Count every line that has the word "contrary". Give the number, without anything more.

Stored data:
# # # # # # #

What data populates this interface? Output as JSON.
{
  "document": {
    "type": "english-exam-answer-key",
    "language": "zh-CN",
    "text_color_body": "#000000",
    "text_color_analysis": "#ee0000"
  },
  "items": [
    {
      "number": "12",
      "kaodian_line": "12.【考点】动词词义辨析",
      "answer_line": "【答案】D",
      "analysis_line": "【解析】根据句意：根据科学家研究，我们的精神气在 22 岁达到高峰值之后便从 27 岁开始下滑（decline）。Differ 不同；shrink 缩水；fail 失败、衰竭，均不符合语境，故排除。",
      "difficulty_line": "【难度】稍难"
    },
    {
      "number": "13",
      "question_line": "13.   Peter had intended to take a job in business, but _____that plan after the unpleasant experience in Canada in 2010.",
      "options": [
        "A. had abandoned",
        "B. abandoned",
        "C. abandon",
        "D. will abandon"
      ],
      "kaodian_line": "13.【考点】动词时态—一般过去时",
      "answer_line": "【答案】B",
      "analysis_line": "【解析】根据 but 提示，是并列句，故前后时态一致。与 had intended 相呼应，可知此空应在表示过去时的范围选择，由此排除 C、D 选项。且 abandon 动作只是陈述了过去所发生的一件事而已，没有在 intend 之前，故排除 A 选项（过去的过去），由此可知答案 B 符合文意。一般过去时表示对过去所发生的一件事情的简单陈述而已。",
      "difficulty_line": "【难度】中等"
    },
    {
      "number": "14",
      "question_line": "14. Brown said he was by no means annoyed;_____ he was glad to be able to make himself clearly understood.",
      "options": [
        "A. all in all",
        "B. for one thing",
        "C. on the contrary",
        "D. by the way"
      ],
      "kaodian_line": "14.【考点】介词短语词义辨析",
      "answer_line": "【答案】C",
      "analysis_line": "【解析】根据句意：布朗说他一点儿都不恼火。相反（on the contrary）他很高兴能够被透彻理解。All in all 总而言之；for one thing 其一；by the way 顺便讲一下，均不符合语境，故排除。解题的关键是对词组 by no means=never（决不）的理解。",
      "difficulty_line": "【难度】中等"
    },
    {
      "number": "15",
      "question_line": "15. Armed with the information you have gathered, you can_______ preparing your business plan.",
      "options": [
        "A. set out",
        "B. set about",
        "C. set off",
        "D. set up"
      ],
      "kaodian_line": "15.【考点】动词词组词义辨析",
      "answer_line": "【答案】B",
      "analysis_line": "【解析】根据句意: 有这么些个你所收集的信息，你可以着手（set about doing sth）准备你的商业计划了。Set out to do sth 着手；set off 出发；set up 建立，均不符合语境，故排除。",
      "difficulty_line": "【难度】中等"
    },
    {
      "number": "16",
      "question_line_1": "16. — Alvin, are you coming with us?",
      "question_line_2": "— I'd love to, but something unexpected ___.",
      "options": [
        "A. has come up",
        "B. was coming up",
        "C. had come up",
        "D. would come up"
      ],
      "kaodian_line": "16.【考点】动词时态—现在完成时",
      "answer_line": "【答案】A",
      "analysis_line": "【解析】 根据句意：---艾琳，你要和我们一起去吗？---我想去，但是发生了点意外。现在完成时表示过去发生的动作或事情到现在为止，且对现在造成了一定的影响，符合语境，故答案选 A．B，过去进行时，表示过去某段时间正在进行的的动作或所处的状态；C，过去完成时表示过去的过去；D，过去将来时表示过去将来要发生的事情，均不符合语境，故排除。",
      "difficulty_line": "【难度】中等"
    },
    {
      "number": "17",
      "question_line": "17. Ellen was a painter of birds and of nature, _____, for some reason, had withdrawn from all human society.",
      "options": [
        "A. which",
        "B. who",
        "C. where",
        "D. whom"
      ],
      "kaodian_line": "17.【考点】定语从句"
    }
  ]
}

# # # # # # #

RESULT OF THIS TASK:
2